You are here

Audient ASP880

Microphone Preamplifier By Hugh Robjohns
Published August 2014

Audient have updated their popular eight-channel preamp design to provide more features at a lower price.

Audient's ASP008 eight-channel mic preamp set a benchmark performance‑price ratio, and has remained popular with enthusiastic amateurs and working professionals alike — it has been in production for the best part of a decade. From a performance point of view, Audient's classic design hasn't been found wanting, but as electronics technology has moved on (especially in the areas of digital conversion, power‑supply design, and cost‑effective manufacturing techniques), Audient decided to rework the ASP008, to see what performance, ergonomic, and functional improvements could sensibly be achieved. The result is the ASP880, which retains all the ASP008's key functions and qualities, but improves on it in so many ways.

Fresh Front

The first thing I noticed is the fresh new look. The familiar styling and layout of the original are retained, but the ASP880 sports new control knobs, more easily distinguished and legible panel labelling, and a new colour scheme on the illuminated buttons. The cylindrical, machined‑aluminium control knobs are much easier to roll between finger and thumb than the old flat‑sided knobs, and the potentiometers behind them are mounted with front‑panel nuts, giving much better support and improving the mechanical feel. The channels are more clearly differentiated, thanks to dark grey backgrounds with silver control legends.

The use of blue lights on the previous model's phantom‑power button always unsettled me, so I was delighted to find that the ASP880 uses more conventional colour illuminations. The phantom‑power button now lights up red, while the pad, filter and polarity switches all illuminate in yellow/orange. The Line input function has been replaced with an external A‑D input mode, and that lights blue. Internally, the construction has also been tweaked to reduce light‑bleed between adjacent buttons, and the relative intensity of the different LEDs has been closely matched as well. These stylistic changes are small on their own, but together, they bring about significant ergonomic and operational improvements.

Each of the eight preamps has front‑panel gain and high‑pass filter controls, and can be routed to the line or digital outs.

## [Problem description]
Please answer these questions from the ASP880 review:
(a) For roughly how long has the ASP008 been in production?
(b) What function replaced the Line input, and what color does it light?
(c) What color does the phantom-power button light up on the ASP880?

## [Supplied records]
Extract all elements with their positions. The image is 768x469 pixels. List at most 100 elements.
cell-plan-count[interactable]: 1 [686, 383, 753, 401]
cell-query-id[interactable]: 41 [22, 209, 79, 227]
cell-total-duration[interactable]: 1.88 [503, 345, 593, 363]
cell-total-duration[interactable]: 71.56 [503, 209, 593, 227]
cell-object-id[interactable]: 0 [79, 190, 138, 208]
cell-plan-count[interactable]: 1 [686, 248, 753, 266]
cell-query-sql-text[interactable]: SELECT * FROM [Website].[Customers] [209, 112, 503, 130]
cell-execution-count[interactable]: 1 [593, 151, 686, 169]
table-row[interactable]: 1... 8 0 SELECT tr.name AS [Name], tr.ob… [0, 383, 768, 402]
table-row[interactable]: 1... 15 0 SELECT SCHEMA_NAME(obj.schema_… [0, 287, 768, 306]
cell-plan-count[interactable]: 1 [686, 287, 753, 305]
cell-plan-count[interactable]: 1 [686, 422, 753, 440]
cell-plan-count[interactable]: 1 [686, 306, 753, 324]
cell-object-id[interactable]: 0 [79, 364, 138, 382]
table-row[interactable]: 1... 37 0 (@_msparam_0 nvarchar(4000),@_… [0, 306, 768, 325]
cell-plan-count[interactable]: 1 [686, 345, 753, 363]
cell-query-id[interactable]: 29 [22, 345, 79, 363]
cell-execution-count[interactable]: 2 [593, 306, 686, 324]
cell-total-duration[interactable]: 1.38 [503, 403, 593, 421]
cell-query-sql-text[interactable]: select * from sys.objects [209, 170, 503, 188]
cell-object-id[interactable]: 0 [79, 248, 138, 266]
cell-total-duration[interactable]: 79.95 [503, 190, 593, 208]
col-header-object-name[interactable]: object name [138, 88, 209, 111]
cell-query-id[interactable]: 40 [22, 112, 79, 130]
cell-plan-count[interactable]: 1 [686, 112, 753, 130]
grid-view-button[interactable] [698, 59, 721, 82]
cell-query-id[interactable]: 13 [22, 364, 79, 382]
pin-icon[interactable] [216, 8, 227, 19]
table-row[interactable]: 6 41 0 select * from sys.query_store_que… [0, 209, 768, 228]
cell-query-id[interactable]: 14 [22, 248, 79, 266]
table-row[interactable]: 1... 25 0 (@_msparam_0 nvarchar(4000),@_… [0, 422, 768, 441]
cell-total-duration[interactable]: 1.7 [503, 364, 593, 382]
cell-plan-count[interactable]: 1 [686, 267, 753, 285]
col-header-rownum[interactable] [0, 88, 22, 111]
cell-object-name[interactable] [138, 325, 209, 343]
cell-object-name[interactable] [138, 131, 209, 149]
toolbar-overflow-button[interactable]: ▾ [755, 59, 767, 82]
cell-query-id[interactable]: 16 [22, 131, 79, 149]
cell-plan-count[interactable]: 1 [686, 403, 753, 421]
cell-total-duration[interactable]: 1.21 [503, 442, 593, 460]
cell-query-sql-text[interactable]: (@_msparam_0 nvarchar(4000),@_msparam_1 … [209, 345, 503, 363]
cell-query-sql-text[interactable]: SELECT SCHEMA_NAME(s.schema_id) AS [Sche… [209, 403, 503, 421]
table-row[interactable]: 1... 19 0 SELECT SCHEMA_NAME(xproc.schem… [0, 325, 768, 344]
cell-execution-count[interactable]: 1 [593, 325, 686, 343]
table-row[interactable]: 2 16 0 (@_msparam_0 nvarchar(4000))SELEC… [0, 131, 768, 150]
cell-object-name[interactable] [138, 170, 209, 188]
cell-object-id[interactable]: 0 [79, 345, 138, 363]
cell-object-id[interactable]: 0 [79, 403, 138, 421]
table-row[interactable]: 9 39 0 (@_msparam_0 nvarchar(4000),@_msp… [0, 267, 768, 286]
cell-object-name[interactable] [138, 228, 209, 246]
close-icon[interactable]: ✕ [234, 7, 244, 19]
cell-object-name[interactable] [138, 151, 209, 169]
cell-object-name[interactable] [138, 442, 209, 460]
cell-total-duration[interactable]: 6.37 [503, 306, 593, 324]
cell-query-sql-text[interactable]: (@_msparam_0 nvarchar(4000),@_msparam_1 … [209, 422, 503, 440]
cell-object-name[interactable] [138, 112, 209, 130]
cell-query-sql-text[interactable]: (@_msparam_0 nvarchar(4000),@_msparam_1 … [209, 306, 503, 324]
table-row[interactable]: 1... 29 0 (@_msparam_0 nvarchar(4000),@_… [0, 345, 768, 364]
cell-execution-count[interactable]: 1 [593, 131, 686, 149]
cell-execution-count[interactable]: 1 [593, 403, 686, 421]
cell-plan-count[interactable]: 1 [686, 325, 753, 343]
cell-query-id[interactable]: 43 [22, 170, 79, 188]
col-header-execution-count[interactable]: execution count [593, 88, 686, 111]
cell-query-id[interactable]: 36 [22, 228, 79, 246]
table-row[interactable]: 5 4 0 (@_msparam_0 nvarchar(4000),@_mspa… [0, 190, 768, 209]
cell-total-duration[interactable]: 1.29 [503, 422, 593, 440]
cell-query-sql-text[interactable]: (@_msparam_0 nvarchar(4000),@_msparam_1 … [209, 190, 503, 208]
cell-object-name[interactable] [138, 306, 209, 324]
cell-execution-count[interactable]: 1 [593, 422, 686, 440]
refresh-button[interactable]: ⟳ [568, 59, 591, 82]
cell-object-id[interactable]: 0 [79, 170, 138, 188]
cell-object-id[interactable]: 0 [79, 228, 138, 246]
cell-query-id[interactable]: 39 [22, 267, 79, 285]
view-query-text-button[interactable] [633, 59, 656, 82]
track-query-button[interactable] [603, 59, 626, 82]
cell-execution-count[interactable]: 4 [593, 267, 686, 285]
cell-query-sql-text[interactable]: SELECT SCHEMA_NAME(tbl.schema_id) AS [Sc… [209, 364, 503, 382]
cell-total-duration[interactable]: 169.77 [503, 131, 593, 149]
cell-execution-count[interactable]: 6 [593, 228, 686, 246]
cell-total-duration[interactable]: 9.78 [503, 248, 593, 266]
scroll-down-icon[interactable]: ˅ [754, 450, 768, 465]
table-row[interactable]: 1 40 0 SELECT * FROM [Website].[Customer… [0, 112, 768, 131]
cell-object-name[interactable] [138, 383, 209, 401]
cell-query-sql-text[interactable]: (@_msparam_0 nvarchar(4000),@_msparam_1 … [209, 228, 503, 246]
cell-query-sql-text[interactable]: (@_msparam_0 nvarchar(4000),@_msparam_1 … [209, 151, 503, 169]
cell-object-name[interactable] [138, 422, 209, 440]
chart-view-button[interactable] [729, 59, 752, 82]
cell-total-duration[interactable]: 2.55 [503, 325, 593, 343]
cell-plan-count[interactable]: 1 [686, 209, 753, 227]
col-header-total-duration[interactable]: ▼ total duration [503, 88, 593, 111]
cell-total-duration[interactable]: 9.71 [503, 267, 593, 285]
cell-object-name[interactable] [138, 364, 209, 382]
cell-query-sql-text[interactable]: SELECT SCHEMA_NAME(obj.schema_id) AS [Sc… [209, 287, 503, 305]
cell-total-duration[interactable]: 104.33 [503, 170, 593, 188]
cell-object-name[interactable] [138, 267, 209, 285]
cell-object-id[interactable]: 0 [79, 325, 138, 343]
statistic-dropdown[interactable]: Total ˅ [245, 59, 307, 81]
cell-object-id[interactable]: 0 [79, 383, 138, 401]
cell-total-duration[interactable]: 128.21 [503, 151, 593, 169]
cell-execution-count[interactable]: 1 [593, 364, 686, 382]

## [Final result]
(a) The best part of a decade.
(b) An external A-D input mode, which lights blue.
(c) Red.